[Data excerpts]
>> start

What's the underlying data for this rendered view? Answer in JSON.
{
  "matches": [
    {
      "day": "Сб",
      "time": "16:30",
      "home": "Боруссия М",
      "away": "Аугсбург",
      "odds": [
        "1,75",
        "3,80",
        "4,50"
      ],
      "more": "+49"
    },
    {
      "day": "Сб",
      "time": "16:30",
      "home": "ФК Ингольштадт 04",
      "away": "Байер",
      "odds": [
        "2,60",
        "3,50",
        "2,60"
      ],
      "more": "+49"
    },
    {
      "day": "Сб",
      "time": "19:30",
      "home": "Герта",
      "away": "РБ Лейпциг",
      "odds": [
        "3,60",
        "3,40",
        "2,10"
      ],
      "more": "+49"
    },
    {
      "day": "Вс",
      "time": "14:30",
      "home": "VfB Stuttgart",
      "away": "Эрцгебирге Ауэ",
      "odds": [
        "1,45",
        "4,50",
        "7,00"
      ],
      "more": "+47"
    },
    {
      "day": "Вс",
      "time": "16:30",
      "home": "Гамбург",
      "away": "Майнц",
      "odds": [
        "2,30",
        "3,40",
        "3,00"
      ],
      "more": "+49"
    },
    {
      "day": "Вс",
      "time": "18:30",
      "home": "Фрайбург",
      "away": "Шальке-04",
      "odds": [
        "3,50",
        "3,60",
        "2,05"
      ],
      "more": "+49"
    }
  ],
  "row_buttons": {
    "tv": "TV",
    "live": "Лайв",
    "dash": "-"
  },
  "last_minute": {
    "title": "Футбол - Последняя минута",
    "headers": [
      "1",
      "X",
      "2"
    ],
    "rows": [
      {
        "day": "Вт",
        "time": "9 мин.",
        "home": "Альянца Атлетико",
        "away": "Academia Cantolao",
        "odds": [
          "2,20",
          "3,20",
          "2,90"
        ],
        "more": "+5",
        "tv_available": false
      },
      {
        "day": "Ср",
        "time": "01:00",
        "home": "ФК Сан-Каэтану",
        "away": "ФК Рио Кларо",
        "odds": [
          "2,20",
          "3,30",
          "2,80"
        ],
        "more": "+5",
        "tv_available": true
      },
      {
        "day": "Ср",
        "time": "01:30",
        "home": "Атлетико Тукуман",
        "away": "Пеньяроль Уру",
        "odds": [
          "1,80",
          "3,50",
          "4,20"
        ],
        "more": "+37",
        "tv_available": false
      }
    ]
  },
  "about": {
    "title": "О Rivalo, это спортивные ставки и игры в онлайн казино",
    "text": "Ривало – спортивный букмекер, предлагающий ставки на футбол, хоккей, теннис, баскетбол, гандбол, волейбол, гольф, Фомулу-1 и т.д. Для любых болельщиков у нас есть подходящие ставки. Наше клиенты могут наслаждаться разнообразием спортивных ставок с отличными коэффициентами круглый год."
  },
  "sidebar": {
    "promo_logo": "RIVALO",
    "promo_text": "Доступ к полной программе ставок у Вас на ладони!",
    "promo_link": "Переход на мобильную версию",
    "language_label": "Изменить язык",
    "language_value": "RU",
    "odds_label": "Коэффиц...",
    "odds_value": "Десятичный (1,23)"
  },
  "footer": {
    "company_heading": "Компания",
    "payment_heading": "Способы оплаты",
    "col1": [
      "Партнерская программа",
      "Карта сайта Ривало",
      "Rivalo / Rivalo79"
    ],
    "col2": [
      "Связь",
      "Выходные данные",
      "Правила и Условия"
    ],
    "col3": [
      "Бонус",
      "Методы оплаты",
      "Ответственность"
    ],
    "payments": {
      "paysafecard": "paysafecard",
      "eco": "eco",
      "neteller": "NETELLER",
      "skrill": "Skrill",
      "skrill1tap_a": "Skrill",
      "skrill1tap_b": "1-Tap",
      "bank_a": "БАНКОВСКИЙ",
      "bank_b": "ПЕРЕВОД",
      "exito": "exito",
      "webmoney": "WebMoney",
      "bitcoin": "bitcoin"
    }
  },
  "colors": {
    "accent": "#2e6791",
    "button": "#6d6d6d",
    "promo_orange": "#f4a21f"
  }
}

>> end

**Task to complete:**
Restate every line of the data word for word.

**Solution to this exercise:**
What's the underlying data for this rendered view? Answer in JSON.
{
  "matches": [
    {
      "day": "Сб",
      "time": "16:30",
      "home": "Боруссия М",
      "away": "Аугсбург",
      "odds": [
        "1,75",
        "3,80",
        "4,50"
      ],
      "more": "+49"
    },
    {
      "day": "Сб",
      "time": "16:30",
      "home": "ФК Ингольштадт 04",
      "away": "Байер",
      "odds": [
        "2,60",
        "3,50",
        "2,60"
      ],
      "more": "+49"
    },
    {
      "day": "Сб",
      "time": "19:30",
      "home": "Герта",
      "away": "РБ Лейпциг",
      "odds": [
        "3,60",
        "3,40",
        "2,10"
      ],
      "more": "+49"
    },
    {
      "day": "Вс",
      "time": "14:30",
      "home": "VfB Stuttgart",
      "away": "Эрцгебирге Ауэ",
      "odds": [
        "1,45",
        "4,50",
        "7,00"
      ],
      "more": "+47"
    },
    {
      "day": "Вс",
      "time": "16:30",
      "home": "Гамбург",
      "away": "Майнц",
      "odds": [
        "2,30",
        "3,40",
        "3,00"
      ],
      "more": "+49"
    },
    {
      "day": "Вс",
      "time": "18:30",
      "home": "Фрайбург",
      "away": "Шальке-04",
      "odds": [
        "3,50",
        "3,60",
        "2,05"
      ],
      "more": "+49"
    }
  ],
  "row_buttons": {
    "tv": "TV",
    "live": "Лайв",
    "dash": "-"
  },
  "last_minute": {
    "title": "Футбол - Последняя минута",
    "headers": [
      "1",
      "X",
      "2"
    ],
    "rows": [
      {
        "day": "Вт",
        "time": "9 мин.",
        "home": "Альянца Атлетико",
        "away": "Academia Cantolao",
        "odds": [
          "2,20",
          "3,20",
          "2,90"
        ],
        "more": "+5",
        "tv_available": false
      },
      {
        "day": "Ср",
        "time": "01:00",
        "home": "ФК Сан-Каэтану",
        "away": "ФК Рио Кларо",
        "odds": [
          "2,20",
          "3,30",
          "2,80"
        ],
        "more": "+5",
        "tv_available": true
      },
      {
        "day": "Ср",
        "time": "01:30",
        "home": "Атлетико Тукуман",
        "away": "Пеньяроль Уру",
        "odds": [
          "1,80",
          "3,50",
          "4,20"
        ],
        "more": "+37",
        "tv_available": false
      }
    ]
  },
  "about": {
    "title": "О Rivalo, это спортивные ставки и игры в онлайн казино",
    "text": "Ривало – спортивный букмекер, предлагающий ставки на футбол, хоккей, теннис, баскетбол, гандбол, волейбол, гольф, Фомулу-1 и т.д. Для любых болельщиков у нас есть подходящие ставки. Наше клиенты могут наслаждаться разнообразием спортивных ставок с отличными коэффициентами круглый год."
  },
  "sidebar": {
    "promo_logo": "RIVALO",
    "promo_text": "Доступ к полной программе ставок у Вас на ладони!",
    "promo_link": "Переход на мобильную версию",
    "language_label": "Изменить язык",
    "language_value": "RU",
    "odds_label": "Коэффиц...",
    "odds_value": "Десятичный (1,23)"
  },
  "footer": {
    "company_heading": "Компания",
    "payment_heading": "Способы оплаты",
    "col1": [
      "Партнерская программа",
      "Карта сайта Ривало",
      "Rivalo / Rivalo79"
    ],
    "col2": [
      "Связь",
      "Выходные данные",
      "Правила и Условия"
    ],
    "col3": [
      "Бонус",
      "Методы оплаты",
      "Ответственность"
    ],
    "payments": {
      "paysafecard": "paysafecard",
      "eco": "eco",
      "neteller": "NETELLER",
      "skrill": "Skrill",
      "skrill1tap_a": "Skrill",
      "skrill1tap_b": "1-Tap",
      "bank_a": "БАНКОВСКИЙ",
      "bank_b": "ПЕРЕВОД",
      "exito": "exito",
      "webmoney": "WebMoney",
      "bitcoin": "bitcoin"
    }
  },
  "colors": {
    "accent": "#2e6791",
    "button": "#6d6d6d",
    "promo_orange": "#f4a21f"
  }
}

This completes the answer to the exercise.